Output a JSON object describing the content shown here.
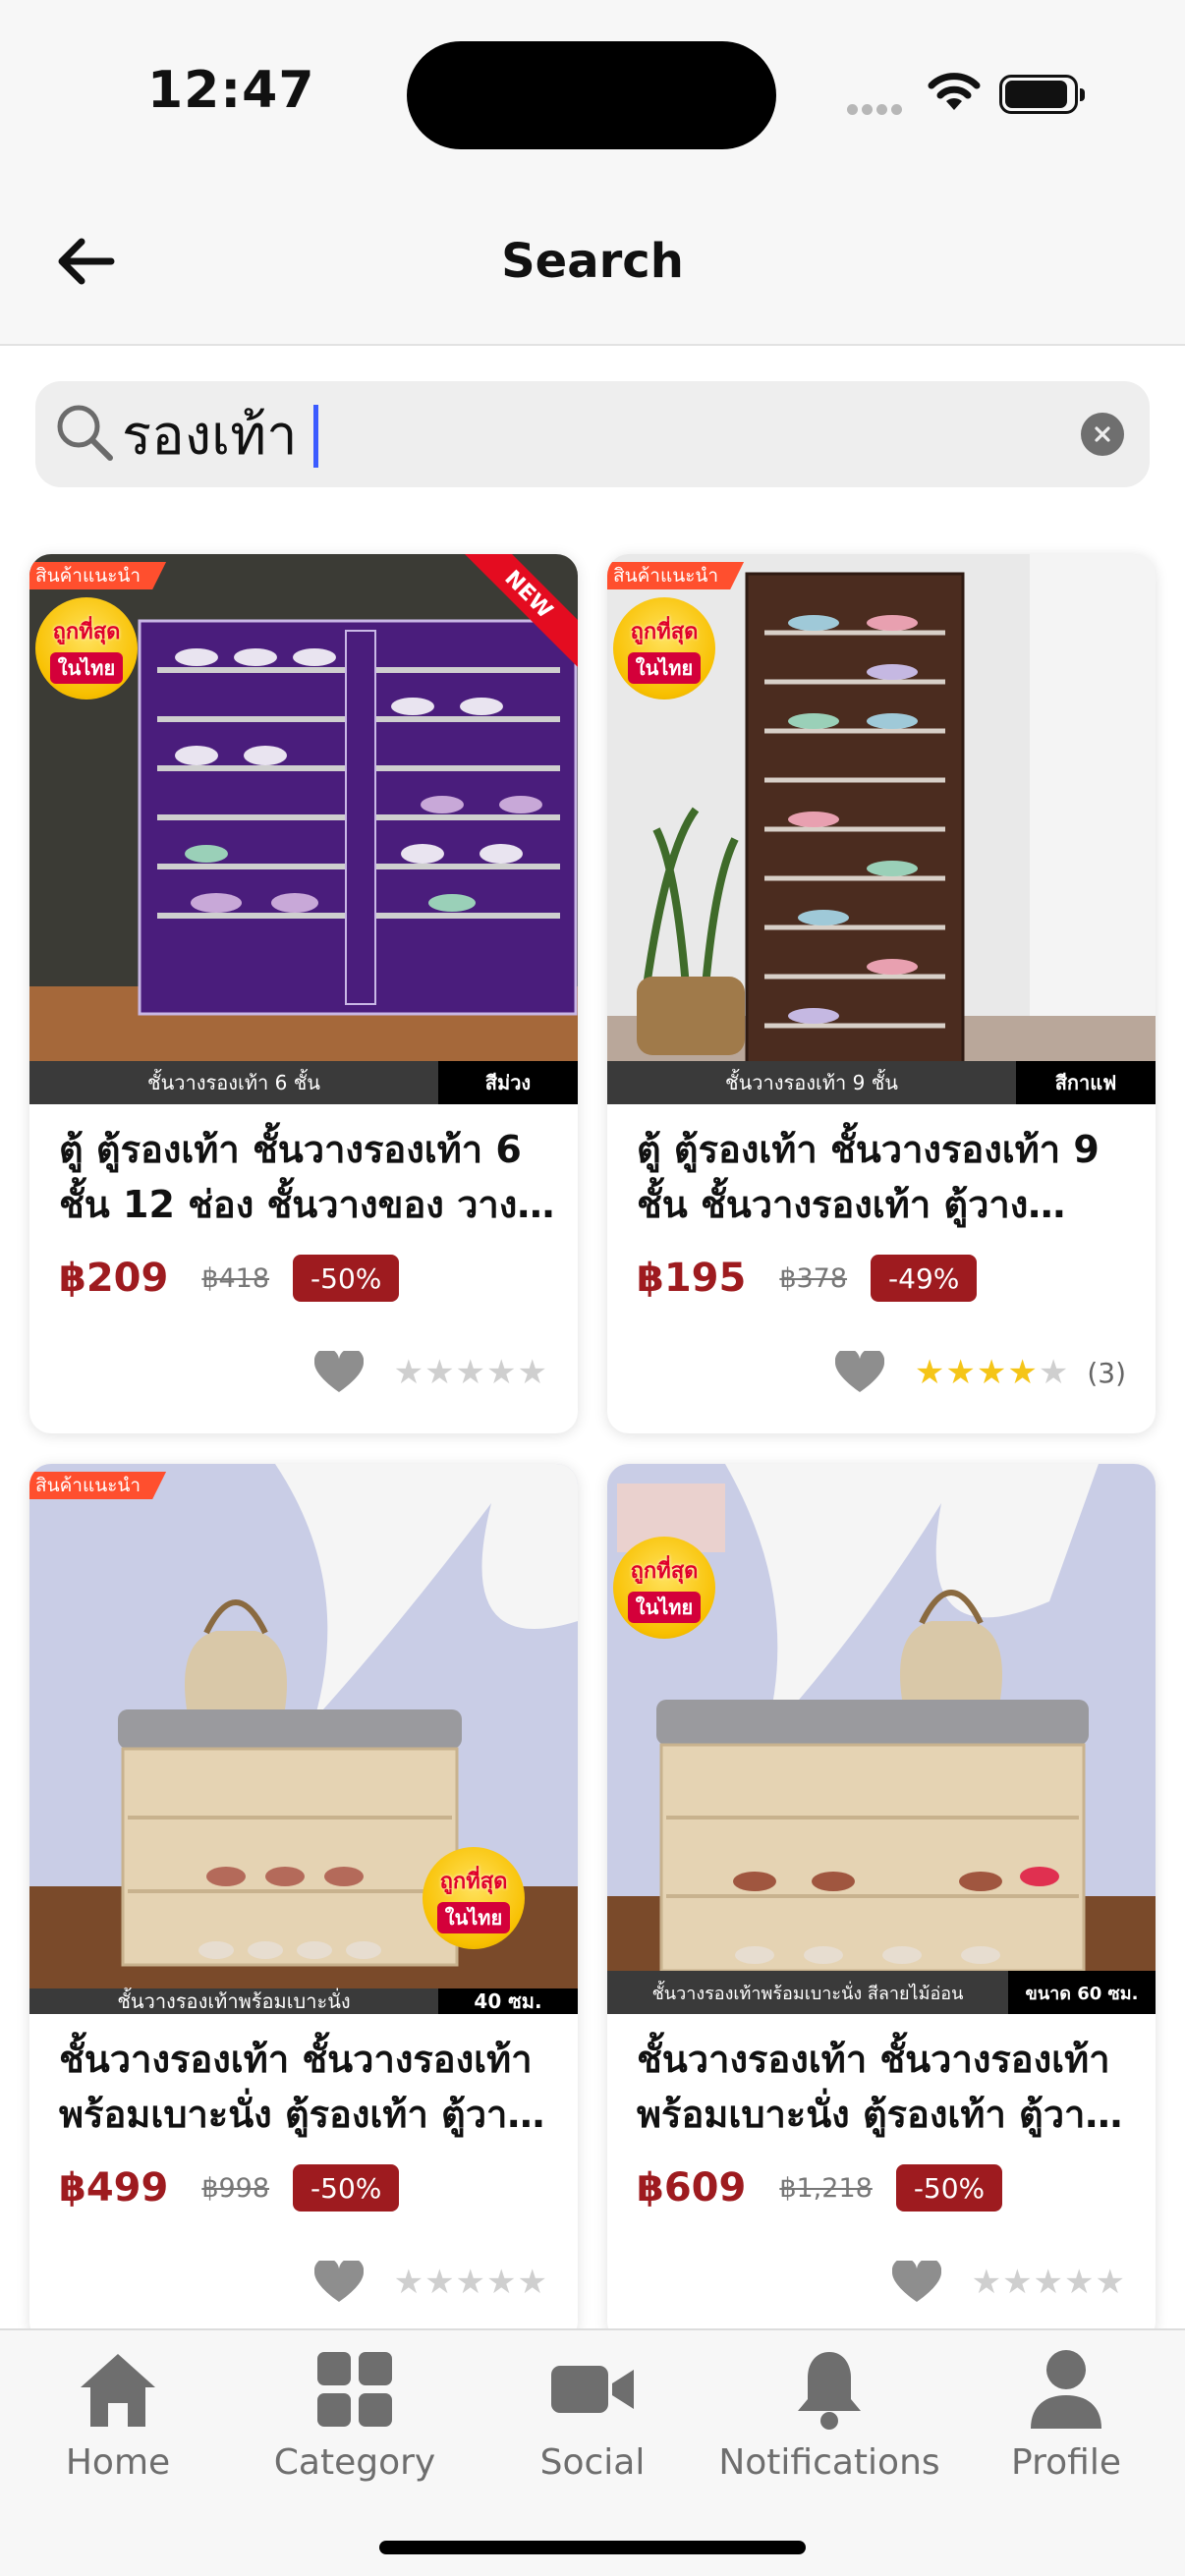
{
  "status_bar": {
    "time": "12:47"
  },
  "header": {
    "title": "Search"
  },
  "search": {
    "value": "รองเท้า",
    "placeholder": ""
  },
  "products": [
    {
      "title": "ตู้ ตู้รองเท้า ชั้นวางรองเท้า 6 ชั้น 12 ช่อง ชั้นวางของ วางรองเท้า",
      "price": "฿209",
      "original_price": "฿418",
      "discount": "-50%",
      "rating": 0,
      "rating_count": "",
      "image": {
        "badge_recommended": "สินค้าแนะนำ",
        "badge_cheap_line1": "ถูกที่สุด",
        "badge_cheap_line2": "ในไทย",
        "ribbon": "NEW",
        "caption_left": "ชั้นวางรองเท้า 6 ชั้น",
        "caption_right": "สีม่วง",
        "bg_color": "#4a1d7c"
      }
    },
    {
      "title": "ตู้ ตู้รองเท้า ชั้นวางรองเท้า 9 ชั้น ชั้นวางรองเท้า ตู้วางรองเท้า",
      "price": "฿195",
      "original_price": "฿378",
      "discount": "-49%",
      "rating": 4,
      "rating_count": "(3)",
      "image": {
        "badge_recommended": "สินค้าแนะนำ",
        "badge_cheap_line1": "ถูกที่สุด",
        "badge_cheap_line2": "ในไทย",
        "caption_left": "ชั้นวางรองเท้า 9 ชั้น",
        "caption_right": "สีกาแฟ",
        "bg_color": "#4b2c1f"
      }
    },
    {
      "title": "ชั้นวางรองเท้า ชั้นวางรองเท้า พร้อมเบาะนั่ง ตู้รองเท้า ตู้วางรองเท้า",
      "price": "฿499",
      "original_price": "฿998",
      "discount": "-50%",
      "rating": 0,
      "rating_count": "",
      "image": {
        "badge_recommended": "สินค้าแนะนำ",
        "badge_cheap_line1": "ถูกที่สุด",
        "badge_cheap_line2": "ในไทย",
        "caption_left": "ชั้นวางรองเท้าพร้อมเบาะนั่ง",
        "caption_right": "40 ซม.",
        "bg_color": "#e5d3b3"
      }
    },
    {
      "title": "ชั้นวางรองเท้า ชั้นวางรองเท้า พร้อมเบาะนั่ง ตู้รองเท้า ตู้วางรองเท้า",
      "price": "฿609",
      "original_price": "฿1,218",
      "discount": "-50%",
      "rating": 0,
      "rating_count": "",
      "image": {
        "badge_cheap_line1": "ถูกที่สุด",
        "badge_cheap_line2": "ในไทย",
        "caption_left": "ชั้นวางรองเท้าพร้อมเบาะนั่ง สีลายไม้อ่อน",
        "caption_right": "ขนาด 60 ซม.",
        "bg_color": "#e5d3b3"
      }
    }
  ],
  "tabs": [
    {
      "label": "Home",
      "icon": "home-icon"
    },
    {
      "label": "Category",
      "icon": "grid-icon"
    },
    {
      "label": "Social",
      "icon": "video-camera-icon"
    },
    {
      "label": "Notifications",
      "icon": "bell-icon"
    },
    {
      "label": "Profile",
      "icon": "person-icon"
    }
  ],
  "colors": {
    "price": "#9e1b1f",
    "discount_bg": "#9e1b1f",
    "star": "#f5c518",
    "tab_icon": "#6e6e6e",
    "caret": "#3b5bff"
  }
}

▶ [Problem description]: Say how many lines of the data include the word "title". Respond with the number alone.

▶ [Written response]: 5